§ **DIRECTION**
Rewrite the stretch of material from the line containing "Extract all elements" through the line containing "873, 410, 935)", swapping "pixels" for "px" and leaving everything else unchanged. Leave the pictures out of your answer.

§ **DATASET**
:::

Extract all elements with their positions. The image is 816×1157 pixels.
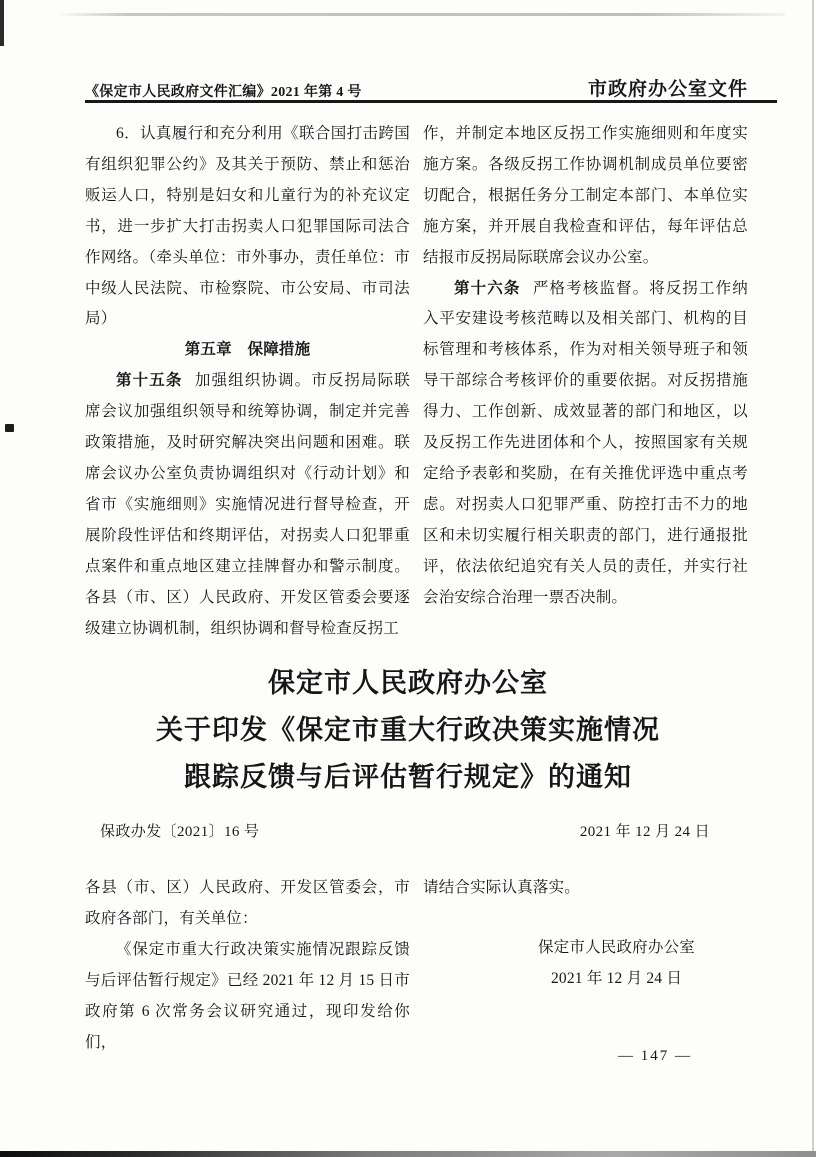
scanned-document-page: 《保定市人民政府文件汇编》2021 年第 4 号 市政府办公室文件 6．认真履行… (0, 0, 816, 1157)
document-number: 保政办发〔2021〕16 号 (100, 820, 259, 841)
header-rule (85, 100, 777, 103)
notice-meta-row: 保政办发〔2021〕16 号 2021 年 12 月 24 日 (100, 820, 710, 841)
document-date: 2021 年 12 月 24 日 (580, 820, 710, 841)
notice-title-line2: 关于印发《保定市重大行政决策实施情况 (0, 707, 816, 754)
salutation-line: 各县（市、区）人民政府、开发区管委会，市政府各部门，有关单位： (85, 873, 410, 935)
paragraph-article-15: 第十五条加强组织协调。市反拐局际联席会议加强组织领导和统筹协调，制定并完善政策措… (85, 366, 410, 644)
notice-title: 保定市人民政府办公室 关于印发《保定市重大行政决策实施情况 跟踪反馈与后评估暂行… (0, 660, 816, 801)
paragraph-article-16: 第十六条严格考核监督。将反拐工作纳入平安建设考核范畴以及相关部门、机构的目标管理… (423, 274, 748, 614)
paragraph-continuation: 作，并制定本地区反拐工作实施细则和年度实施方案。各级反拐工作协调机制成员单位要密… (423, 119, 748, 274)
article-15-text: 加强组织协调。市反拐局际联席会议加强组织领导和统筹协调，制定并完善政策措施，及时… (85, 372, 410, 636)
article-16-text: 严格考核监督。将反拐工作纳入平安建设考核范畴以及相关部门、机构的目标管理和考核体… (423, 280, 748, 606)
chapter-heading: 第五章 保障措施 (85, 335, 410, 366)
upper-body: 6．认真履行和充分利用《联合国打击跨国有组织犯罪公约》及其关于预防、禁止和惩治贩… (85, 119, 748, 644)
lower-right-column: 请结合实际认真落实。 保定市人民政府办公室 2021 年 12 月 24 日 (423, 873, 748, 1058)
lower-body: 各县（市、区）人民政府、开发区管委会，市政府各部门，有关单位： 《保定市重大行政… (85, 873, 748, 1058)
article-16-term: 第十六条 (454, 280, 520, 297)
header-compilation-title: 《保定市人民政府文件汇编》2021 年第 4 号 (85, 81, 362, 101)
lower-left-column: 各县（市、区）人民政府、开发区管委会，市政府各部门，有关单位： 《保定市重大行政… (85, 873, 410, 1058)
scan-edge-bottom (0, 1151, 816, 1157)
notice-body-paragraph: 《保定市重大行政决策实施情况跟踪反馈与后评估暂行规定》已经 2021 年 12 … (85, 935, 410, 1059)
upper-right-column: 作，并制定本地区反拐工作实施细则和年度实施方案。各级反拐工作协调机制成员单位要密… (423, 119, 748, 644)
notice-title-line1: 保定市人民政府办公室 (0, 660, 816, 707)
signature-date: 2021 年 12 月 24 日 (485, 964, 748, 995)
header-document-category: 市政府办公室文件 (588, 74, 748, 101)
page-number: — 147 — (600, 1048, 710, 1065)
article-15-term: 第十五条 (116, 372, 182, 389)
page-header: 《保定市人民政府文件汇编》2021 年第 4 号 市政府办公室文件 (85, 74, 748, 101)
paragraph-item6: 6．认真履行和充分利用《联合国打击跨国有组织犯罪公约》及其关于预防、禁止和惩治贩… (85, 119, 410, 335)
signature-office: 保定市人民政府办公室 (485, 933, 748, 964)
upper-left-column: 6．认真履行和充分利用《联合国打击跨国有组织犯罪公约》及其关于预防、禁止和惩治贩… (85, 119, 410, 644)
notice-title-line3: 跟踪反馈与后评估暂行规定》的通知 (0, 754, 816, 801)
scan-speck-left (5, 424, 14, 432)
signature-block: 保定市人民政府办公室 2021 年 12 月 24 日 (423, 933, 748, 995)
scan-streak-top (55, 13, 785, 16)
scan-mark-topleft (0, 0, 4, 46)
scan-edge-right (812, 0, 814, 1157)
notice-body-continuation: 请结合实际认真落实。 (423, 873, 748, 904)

:::

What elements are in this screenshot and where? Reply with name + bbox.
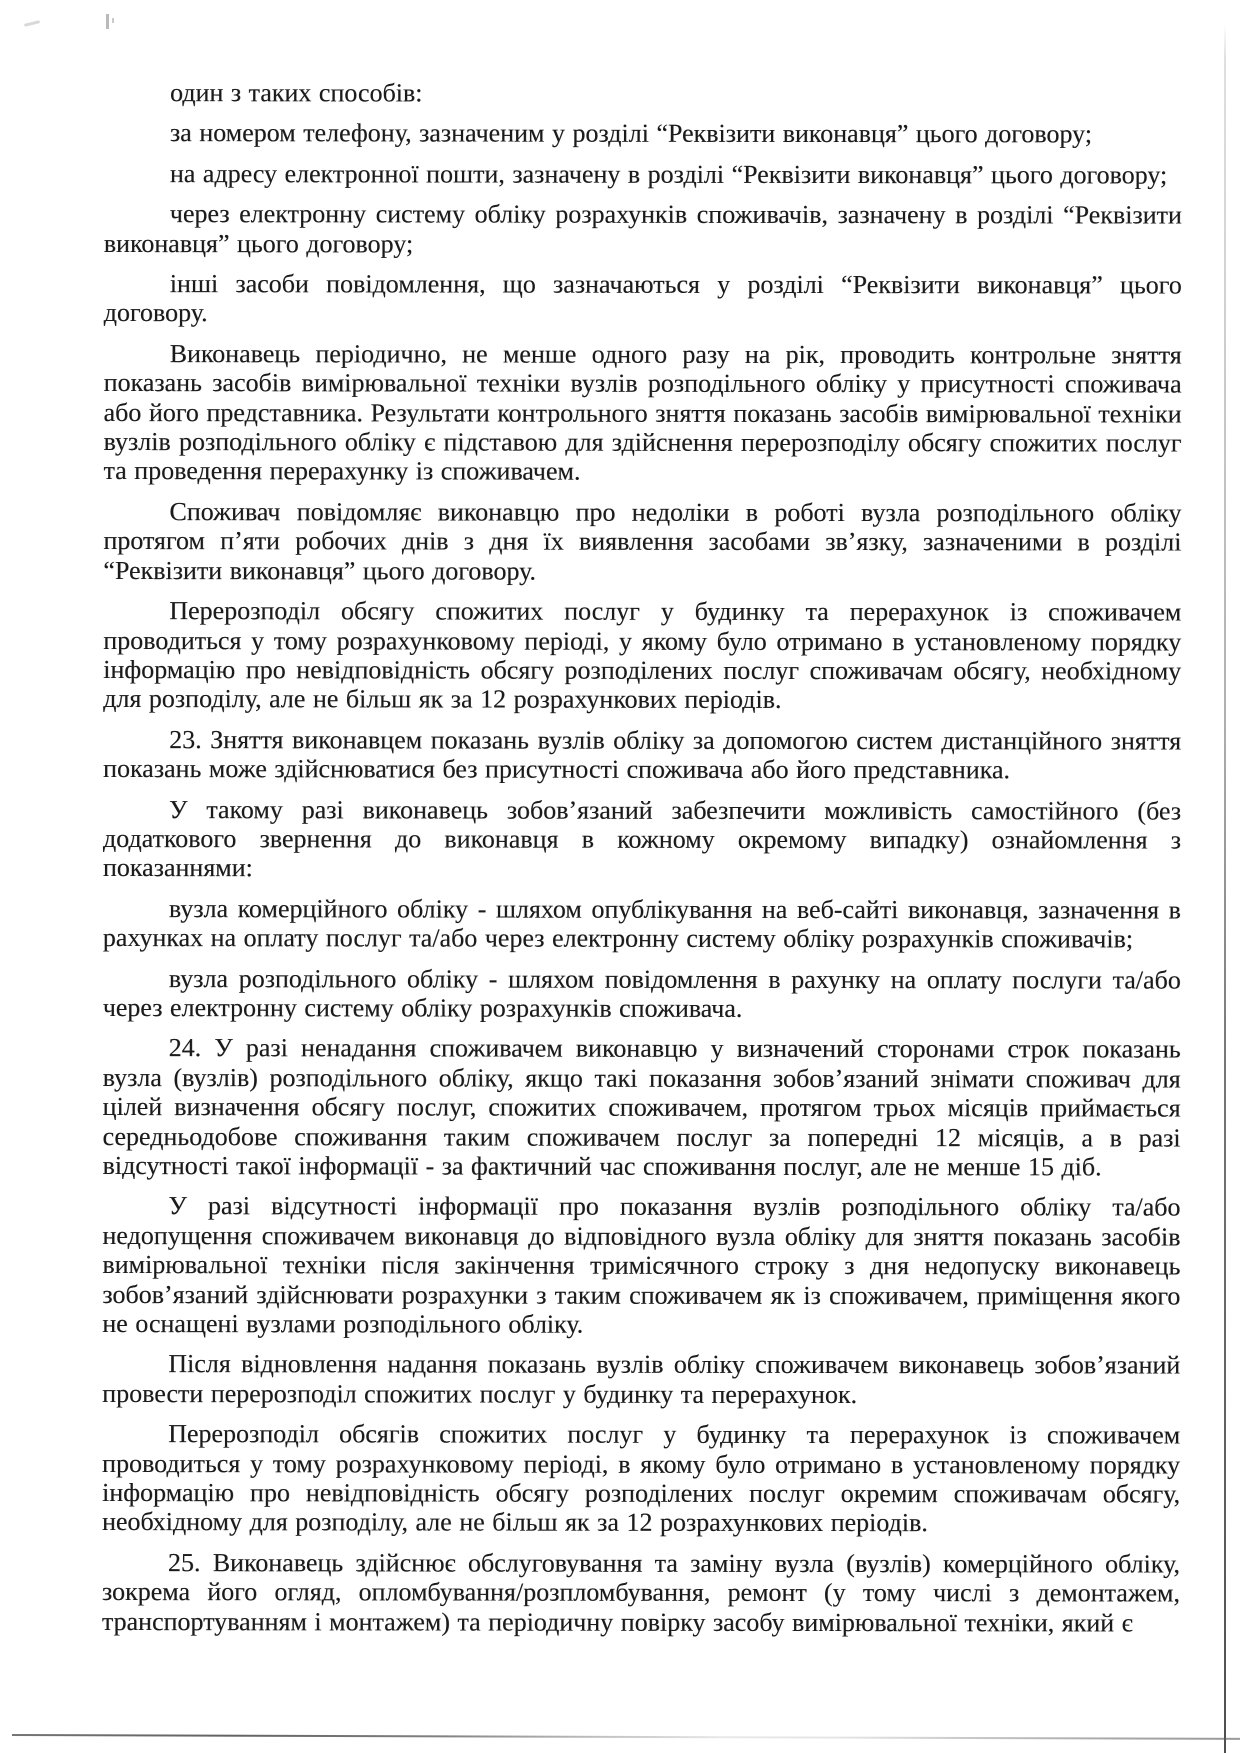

:::

§ **EXERCISE RESPONSE**
Extract all elements with their positions. The image is 816×1157 px.
scanned-document-page: 《保定市人民政府文件汇编》2021 年第 4 号 市政府办公室文件 6．认真履行… (0, 0, 816, 1157)
document-number: 保政办发〔2021〕16 号 (100, 820, 259, 841)
header-rule (85, 100, 777, 103)
notice-meta-row: 保政办发〔2021〕16 号 2021 年 12 月 24 日 (100, 820, 710, 841)
document-date: 2021 年 12 月 24 日 (580, 820, 710, 841)
notice-title-line2: 关于印发《保定市重大行政决策实施情况 (0, 707, 816, 754)
salutation-line: 各县（市、区）人民政府、开发区管委会，市政府各部门，有关单位： (85, 873, 410, 935)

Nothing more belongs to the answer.